(Recorded data)
◇ ◇ ◇ ◇ ◇

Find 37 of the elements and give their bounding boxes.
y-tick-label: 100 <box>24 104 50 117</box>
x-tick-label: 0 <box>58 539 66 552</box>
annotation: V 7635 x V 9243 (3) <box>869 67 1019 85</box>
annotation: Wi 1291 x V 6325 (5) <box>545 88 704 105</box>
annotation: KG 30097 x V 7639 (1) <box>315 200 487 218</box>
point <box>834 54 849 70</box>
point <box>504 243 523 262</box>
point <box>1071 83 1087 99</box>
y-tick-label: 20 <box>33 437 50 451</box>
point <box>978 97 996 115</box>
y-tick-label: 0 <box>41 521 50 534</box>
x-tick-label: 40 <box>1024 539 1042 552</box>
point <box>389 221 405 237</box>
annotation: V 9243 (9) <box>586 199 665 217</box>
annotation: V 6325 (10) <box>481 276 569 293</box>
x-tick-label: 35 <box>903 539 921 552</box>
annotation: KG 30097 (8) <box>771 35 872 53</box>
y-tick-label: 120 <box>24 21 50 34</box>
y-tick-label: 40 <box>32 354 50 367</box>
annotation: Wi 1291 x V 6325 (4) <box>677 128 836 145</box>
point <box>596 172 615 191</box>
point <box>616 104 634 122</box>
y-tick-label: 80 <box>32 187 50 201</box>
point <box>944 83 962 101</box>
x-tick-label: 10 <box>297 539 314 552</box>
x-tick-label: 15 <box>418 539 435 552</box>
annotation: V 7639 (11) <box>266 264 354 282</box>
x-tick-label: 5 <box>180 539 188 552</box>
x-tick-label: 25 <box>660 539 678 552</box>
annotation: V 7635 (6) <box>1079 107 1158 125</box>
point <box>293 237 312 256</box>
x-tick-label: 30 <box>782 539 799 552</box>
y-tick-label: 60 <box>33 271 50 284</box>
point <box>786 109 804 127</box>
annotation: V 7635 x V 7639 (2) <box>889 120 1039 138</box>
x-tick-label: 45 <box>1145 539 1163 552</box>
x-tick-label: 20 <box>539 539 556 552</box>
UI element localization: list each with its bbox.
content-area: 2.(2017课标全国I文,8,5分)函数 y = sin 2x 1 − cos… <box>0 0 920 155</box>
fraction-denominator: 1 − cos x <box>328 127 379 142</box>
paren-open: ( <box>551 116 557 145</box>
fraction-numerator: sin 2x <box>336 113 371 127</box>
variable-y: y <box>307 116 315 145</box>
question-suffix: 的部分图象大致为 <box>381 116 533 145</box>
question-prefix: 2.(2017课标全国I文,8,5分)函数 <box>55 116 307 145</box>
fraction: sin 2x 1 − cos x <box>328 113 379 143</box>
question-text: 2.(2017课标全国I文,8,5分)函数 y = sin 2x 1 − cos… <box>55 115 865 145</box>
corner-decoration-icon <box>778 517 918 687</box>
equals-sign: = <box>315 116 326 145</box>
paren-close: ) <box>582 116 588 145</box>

◇ ◇ ◇ ◇ ◇

▸ Problem to work on
Render every line of the entries above as a JSON list of strings, one string per line, leaving out any blank lines.

▸ Complete response
[
  "Find 37 of the elements and give their bounding boxes.",
  "y-tick-label: 100 <box>24 104 50 117</box>",
  "x-tick-label: 0 <box>58 539 66 552</box>",
  "annotation: V 7635 x V 9243 (3) <box>869 67 1019 85</box>",
  "annotation: Wi 1291 x V 6325 (5) <box>545 88 704 105</box>",
  "annotation: KG 30097 x V 7639 (1) <box>315 200 487 218</box>",
  "point <box>834 54 849 70</box>",
  "point <box>504 243 523 262</box>",
  "point <box>1071 83 1087 99</box>",
  "y-tick-label: 20 <box>33 437 50 451</box>",
  "point <box>978 97 996 115</box>",
  "y-tick-label: 0 <box>41 521 50 534</box>",
  "x-tick-label: 40 <box>1024 539 1042 552</box>",
  "point <box>389 221 405 237</box>",
  "annotation: V 9243 (9) <box>586 199 665 217</box>",
  "annotation: V 6325 (10) <box>481 276 569 293</box>",
  "x-tick-label: 35 <box>903 539 921 552</box>",
  "annotation: KG 30097 (8) <box>771 35 872 53</box>",
  "y-tick-label: 120 <box>24 21 50 34</box>",
  "y-tick-label: 40 <box>32 354 50 367</box>",
  "annotation: Wi 1291 x V 6325 (4) <box>677 128 836 145</box>",
  "point <box>596 172 615 191</box>",
  "point <box>616 104 634 122</box>",
  "y-tick-label: 80 <box>32 187 50 201</box>",
  "point <box>944 83 962 101</box>",
  "x-tick-label: 10 <box>297 539 314 552</box>",
  "x-tick-label: 15 <box>418 539 435 552</box>",
  "annotation: V 7639 (11) <box>266 264 354 282</box>",
  "x-tick-label: 5 <box>180 539 188 552</box>",
  "x-tick-label: 25 <box>660 539 678 552</box>",
  "annotation: V 7635 (6) <box>1079 107 1158 125</box>",
  "point <box>293 237 312 256</box>",
  "x-tick-label: 30 <box>782 539 799 552</box>",
  "y-tick-label: 60 <box>33 271 50 284</box>",
  "point <box>786 109 804 127</box>",
  "annotation: V 7635 x V 7639 (2) <box>889 120 1039 138</box>",
  "x-tick-label: 45 <box>1145 539 1163 552</box>",
  "x-tick-label: 20 <box>539 539 556 552</box>",
  "UI element localization: list each with its bbox.",
  "content-area: 2.(2017课标全国I文,8,5分)函数 y = sin 2x 1 − cos… <box>0 0 920 155</box>",
  "fraction-denominator: 1 − cos x <box>328 127 379 142</box>",
  "paren-open: ( <box>551 116 557 145</box>",
  "fraction-numerator: sin 2x <box>336 113 371 127</box>",
  "variable-y: y <box>307 116 315 145</box>",
  "question-suffix: 的部分图象大致为 <box>381 116 533 145</box>",
  "question-prefix: 2.(2017课标全国I文,8,5分)函数 <box>55 116 307 145</box>",
  "fraction: sin 2x 1 − cos x <box>328 113 379 143</box>",
  "question-text: 2.(2017课标全国I文,8,5分)函数 y = sin 2x 1 − cos… <box>55 115 865 145</box>",
  "corner-decoration-icon <box>778 517 918 687</box>",
  "equals-sign: = <box>315 116 326 145</box>",
  "paren-close: ) <box>582 116 588 145</box>"
]